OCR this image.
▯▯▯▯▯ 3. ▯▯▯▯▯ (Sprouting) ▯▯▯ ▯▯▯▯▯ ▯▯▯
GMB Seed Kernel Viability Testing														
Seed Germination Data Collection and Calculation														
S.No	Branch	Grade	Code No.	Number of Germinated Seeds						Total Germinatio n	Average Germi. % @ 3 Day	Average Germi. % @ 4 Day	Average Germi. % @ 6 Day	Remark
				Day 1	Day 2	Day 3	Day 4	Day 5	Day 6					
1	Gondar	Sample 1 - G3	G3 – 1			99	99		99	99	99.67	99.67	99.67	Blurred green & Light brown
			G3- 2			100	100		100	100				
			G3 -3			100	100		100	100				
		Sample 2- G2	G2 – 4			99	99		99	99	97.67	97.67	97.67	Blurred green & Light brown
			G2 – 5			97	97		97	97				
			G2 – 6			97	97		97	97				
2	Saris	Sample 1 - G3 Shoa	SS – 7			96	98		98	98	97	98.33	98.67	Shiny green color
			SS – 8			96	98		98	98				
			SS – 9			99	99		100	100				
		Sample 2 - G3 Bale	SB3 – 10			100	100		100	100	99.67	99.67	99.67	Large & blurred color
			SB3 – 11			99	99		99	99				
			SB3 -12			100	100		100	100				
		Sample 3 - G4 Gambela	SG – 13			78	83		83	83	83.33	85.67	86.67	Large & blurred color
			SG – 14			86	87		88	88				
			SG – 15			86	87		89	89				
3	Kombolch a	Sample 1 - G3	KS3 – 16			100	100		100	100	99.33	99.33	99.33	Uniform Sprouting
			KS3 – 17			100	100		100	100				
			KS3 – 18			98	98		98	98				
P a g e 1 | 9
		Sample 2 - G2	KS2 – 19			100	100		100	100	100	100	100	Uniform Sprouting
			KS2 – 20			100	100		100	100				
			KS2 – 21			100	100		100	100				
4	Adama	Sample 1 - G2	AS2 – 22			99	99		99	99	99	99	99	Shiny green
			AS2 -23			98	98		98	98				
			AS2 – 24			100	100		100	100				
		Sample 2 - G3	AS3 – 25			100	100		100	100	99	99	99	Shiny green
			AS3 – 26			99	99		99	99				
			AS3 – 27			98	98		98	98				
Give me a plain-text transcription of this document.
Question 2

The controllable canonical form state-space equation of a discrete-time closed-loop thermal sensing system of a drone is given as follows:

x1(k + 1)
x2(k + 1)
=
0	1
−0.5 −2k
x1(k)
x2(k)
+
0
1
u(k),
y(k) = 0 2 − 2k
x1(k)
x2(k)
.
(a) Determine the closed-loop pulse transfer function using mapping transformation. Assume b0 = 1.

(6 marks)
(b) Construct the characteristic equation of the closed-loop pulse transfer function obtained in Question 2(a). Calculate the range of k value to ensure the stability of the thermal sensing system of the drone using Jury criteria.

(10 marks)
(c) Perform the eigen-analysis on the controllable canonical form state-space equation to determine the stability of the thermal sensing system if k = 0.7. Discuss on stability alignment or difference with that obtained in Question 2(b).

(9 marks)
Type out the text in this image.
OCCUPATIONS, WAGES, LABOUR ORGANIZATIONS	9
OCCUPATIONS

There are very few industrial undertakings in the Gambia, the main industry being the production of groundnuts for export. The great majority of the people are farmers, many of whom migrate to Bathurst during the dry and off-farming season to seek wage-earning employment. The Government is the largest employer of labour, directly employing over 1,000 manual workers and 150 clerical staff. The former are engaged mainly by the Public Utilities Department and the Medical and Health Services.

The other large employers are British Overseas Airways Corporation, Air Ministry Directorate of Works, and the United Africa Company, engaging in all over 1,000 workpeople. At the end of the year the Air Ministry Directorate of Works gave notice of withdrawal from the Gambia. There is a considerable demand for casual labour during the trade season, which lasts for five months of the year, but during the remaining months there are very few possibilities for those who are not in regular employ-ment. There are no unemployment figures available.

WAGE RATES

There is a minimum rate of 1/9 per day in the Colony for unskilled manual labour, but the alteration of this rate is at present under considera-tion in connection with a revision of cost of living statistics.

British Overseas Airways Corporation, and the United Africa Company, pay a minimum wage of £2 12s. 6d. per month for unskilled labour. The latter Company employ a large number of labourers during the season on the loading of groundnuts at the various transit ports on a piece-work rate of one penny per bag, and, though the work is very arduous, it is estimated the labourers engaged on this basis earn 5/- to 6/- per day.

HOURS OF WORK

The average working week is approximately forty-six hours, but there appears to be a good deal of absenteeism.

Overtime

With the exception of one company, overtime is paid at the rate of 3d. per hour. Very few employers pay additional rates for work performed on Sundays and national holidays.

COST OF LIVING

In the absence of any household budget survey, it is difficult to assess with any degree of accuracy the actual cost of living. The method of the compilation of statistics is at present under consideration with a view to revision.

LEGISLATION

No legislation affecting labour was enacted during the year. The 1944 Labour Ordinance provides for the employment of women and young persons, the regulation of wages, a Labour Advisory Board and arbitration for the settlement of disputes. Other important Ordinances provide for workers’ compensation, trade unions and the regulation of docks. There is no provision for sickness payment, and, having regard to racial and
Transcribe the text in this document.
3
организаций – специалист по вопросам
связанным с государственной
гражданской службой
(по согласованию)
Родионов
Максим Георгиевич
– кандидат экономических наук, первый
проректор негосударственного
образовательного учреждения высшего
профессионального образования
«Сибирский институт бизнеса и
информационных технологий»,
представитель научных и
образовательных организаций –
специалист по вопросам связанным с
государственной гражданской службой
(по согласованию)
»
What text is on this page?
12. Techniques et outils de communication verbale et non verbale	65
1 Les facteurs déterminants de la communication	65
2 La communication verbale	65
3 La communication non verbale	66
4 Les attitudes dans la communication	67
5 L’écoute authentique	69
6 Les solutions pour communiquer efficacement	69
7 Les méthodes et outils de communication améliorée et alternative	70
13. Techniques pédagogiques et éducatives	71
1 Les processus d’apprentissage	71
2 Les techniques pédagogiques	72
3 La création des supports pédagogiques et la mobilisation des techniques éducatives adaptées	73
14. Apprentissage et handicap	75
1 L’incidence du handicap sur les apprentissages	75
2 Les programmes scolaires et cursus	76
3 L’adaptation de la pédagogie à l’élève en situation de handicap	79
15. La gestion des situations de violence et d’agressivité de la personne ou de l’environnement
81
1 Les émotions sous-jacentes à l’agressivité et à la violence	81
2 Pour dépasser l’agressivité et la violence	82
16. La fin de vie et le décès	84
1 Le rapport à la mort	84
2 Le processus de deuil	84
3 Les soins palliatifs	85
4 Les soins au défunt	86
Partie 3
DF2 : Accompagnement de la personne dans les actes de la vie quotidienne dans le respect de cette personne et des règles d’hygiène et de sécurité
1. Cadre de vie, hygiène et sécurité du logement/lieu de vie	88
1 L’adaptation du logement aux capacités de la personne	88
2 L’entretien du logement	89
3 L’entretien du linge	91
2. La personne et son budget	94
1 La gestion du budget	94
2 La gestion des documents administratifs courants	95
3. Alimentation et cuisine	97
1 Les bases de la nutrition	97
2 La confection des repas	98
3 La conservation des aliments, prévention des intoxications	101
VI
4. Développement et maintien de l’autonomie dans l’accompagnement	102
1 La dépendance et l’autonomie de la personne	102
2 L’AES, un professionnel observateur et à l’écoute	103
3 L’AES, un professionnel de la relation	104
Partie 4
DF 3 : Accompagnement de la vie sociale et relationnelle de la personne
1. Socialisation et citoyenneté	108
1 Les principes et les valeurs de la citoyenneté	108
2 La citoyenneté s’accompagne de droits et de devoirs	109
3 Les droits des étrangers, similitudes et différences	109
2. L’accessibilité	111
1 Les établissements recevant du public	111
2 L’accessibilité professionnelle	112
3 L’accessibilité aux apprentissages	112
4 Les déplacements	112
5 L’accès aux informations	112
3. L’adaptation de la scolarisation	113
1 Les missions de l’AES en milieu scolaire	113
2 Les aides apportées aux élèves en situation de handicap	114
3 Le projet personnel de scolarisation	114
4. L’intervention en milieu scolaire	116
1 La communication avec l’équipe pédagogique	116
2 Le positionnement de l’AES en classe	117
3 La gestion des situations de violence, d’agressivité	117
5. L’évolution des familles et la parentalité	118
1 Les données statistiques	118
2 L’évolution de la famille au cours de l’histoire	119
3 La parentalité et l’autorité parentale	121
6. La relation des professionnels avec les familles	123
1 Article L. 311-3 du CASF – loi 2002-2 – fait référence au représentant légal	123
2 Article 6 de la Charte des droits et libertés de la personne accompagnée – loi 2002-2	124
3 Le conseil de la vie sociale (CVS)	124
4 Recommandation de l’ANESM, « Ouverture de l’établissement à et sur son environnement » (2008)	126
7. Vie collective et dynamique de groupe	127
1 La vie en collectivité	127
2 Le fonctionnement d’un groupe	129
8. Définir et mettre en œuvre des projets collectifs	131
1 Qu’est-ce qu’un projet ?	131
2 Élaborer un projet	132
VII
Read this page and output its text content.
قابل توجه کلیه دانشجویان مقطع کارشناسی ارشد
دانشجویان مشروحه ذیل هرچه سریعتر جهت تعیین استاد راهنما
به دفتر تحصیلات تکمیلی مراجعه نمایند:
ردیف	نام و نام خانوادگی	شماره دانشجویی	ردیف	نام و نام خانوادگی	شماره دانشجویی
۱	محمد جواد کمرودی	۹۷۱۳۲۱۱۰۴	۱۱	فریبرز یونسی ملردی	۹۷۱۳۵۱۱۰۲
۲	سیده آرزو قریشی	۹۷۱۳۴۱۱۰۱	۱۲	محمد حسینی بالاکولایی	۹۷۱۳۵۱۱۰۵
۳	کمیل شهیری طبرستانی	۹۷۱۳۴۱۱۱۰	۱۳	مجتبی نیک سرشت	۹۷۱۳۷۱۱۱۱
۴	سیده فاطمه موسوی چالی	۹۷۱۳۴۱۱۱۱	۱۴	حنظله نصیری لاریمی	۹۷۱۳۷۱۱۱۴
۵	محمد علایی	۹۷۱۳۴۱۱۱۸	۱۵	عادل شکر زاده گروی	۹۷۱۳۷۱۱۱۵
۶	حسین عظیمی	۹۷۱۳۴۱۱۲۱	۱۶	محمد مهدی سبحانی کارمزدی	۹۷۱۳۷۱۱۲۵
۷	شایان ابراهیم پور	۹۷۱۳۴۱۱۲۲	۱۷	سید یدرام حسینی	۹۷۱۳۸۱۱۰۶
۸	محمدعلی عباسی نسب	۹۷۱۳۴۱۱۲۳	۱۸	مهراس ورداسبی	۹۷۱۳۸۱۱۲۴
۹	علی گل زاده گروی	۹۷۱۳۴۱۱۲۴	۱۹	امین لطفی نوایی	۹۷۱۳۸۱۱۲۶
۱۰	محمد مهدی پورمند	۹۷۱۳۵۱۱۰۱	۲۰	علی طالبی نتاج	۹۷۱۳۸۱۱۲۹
******
### WORK TO COMPLETE
Copy out each line in the listing that has the word "environnement".

### ANSWER TO THIS EXERCISE
15. La gestion des situations de violence et d’agressivité de la personne ou de l’environnement
4 Recommandation de l’ANESM, « Ouverture de l’établissement à et sur son environnement » (2008)	126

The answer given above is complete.